━━━━━ Provided material
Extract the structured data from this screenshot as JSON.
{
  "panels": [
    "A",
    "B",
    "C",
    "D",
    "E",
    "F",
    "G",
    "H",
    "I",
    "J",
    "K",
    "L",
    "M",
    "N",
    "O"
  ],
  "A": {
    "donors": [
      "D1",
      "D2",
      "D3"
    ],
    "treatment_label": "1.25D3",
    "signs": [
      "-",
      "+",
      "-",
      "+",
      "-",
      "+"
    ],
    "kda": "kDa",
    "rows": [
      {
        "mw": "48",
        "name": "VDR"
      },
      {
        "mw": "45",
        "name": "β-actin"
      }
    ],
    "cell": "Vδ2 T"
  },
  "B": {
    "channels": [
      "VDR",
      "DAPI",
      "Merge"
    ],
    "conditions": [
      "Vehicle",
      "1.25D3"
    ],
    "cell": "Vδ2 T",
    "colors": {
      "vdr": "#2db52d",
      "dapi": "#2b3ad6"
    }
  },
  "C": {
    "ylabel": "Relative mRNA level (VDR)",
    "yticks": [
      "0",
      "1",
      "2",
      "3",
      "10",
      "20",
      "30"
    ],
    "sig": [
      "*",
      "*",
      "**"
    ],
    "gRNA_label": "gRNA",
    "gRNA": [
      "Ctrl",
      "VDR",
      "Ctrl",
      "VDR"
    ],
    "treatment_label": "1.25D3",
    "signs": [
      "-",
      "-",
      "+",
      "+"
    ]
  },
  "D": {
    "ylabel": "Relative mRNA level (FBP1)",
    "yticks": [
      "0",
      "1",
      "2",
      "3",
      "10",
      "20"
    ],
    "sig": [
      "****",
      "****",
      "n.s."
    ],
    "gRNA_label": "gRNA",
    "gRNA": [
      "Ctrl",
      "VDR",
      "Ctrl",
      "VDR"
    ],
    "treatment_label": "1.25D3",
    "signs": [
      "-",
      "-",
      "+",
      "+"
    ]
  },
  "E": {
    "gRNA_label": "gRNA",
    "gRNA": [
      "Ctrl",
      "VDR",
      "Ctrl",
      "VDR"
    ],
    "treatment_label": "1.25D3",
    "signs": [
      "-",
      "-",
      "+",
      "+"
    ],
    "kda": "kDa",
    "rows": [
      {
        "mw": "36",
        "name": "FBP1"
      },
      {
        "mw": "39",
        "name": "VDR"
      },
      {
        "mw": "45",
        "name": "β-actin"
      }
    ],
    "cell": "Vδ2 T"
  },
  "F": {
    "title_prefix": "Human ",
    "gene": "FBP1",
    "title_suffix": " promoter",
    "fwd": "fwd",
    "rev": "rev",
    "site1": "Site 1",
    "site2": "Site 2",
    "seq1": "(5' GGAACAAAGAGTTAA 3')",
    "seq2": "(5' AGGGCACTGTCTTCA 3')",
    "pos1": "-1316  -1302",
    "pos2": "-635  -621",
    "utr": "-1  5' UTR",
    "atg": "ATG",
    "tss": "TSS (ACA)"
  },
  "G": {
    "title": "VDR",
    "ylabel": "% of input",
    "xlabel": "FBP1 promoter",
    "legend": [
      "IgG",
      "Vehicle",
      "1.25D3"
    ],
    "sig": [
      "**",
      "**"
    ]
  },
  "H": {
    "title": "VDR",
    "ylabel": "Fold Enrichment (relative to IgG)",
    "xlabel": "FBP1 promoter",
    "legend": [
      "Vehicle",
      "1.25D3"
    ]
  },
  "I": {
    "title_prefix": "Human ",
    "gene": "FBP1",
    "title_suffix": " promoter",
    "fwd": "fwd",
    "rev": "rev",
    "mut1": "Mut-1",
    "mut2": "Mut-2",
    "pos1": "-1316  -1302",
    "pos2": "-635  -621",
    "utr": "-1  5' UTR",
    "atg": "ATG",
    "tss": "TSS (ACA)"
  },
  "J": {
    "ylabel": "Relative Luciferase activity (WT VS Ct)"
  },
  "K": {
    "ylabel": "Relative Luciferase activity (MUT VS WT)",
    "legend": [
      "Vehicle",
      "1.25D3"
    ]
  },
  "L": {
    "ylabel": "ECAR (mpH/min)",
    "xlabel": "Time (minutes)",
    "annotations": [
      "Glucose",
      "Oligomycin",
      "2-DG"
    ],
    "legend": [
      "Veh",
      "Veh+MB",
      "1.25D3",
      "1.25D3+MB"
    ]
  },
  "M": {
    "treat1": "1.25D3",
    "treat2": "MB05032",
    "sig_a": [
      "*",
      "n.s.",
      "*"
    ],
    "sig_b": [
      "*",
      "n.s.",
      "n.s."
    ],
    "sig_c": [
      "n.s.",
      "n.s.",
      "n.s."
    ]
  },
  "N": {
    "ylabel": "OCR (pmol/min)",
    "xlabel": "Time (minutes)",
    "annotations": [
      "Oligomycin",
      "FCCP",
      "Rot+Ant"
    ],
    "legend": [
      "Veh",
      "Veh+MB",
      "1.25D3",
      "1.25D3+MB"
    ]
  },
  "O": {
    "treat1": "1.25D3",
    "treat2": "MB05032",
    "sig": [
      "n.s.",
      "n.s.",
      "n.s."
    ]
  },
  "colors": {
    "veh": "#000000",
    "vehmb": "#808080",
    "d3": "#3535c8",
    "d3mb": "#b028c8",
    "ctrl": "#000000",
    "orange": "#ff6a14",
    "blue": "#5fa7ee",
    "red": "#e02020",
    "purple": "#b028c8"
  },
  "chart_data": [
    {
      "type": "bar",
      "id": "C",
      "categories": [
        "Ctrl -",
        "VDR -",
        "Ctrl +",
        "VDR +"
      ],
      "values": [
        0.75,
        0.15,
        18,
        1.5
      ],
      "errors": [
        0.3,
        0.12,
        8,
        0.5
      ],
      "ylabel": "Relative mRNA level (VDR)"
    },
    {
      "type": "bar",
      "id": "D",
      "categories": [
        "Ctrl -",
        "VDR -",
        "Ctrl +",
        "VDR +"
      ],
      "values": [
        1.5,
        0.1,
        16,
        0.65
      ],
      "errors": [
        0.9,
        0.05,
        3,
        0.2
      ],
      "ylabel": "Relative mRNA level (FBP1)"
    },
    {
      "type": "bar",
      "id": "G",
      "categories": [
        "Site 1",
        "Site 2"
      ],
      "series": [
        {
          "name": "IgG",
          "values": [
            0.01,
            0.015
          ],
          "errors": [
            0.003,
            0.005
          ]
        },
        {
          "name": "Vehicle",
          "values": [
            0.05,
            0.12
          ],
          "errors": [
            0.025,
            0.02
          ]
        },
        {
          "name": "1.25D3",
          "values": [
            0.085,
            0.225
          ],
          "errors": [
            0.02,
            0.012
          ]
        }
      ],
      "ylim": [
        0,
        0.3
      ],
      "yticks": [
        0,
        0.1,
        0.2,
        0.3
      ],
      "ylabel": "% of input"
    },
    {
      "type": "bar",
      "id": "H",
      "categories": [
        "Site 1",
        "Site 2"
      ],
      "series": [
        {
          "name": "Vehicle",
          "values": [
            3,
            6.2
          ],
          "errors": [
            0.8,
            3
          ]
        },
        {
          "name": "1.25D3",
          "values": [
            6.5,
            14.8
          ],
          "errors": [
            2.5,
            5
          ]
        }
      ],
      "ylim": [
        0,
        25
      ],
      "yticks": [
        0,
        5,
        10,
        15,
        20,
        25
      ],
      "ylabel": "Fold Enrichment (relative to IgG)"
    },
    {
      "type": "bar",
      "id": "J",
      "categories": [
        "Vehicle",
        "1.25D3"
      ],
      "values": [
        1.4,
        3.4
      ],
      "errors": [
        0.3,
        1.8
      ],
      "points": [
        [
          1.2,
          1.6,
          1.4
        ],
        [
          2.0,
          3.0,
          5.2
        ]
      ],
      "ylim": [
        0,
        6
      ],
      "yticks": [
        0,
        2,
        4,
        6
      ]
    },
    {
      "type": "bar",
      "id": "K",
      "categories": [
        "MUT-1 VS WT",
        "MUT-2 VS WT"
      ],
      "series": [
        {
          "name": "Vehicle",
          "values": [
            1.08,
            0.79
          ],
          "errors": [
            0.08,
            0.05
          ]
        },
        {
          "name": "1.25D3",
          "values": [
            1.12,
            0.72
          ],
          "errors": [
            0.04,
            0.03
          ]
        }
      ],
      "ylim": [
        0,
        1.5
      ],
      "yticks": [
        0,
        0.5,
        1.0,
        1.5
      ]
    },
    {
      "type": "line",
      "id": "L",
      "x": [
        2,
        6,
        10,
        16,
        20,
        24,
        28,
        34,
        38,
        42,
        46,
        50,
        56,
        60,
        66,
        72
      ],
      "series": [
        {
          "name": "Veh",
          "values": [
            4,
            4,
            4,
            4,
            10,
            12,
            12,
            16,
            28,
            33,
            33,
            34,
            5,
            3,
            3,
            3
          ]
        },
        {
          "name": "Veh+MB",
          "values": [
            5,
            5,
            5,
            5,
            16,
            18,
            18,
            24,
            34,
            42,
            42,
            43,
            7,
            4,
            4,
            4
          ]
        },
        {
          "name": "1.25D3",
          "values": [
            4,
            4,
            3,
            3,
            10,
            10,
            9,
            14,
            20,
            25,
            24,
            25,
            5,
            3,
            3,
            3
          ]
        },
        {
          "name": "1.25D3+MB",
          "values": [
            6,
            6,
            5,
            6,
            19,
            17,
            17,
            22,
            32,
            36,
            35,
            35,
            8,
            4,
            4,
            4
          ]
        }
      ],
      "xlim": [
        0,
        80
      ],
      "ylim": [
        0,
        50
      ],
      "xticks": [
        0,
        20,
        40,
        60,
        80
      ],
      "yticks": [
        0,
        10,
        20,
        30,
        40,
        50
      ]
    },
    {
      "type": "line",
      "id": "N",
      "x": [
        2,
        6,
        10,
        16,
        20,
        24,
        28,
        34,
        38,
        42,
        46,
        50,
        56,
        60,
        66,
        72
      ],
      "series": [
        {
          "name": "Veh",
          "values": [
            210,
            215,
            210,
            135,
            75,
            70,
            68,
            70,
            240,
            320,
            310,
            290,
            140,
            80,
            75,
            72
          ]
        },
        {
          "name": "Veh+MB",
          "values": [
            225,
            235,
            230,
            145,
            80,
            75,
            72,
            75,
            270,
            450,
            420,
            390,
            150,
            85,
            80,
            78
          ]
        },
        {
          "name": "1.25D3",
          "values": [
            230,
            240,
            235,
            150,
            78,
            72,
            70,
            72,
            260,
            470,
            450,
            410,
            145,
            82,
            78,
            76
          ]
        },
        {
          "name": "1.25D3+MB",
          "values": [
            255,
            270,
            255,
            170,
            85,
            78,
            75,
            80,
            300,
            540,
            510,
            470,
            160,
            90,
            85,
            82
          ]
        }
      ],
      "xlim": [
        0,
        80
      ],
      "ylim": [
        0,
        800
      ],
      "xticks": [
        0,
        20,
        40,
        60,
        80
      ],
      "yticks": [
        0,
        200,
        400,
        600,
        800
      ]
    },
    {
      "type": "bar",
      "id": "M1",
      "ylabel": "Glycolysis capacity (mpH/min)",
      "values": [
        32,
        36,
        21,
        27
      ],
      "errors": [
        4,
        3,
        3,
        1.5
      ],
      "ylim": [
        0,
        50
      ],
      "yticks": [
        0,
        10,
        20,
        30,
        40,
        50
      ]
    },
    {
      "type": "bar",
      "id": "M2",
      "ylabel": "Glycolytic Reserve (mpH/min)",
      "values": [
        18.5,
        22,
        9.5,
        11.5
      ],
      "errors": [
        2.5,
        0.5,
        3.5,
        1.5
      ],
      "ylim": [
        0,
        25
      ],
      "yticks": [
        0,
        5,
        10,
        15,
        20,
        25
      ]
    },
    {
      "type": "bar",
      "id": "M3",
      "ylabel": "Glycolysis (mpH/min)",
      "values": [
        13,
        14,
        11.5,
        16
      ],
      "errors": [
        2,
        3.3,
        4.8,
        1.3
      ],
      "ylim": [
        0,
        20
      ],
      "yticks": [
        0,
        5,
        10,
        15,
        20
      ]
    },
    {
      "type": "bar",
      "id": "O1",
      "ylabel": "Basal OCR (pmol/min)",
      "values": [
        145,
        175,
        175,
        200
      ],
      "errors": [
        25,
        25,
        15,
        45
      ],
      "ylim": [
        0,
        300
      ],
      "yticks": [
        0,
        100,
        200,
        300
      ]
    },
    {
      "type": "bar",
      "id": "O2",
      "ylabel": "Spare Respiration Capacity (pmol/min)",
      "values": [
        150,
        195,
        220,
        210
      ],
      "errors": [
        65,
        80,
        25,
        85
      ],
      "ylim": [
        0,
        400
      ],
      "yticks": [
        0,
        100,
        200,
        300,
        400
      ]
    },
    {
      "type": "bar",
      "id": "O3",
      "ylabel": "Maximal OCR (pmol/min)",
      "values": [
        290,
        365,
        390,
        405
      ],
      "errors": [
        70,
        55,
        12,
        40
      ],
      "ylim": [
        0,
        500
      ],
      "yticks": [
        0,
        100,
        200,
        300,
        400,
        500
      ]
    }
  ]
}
━━━━━━━━━━
Tally the lines in the records above that hold the word "Enrichment", and give only that number.

* Answer to the exercise: 2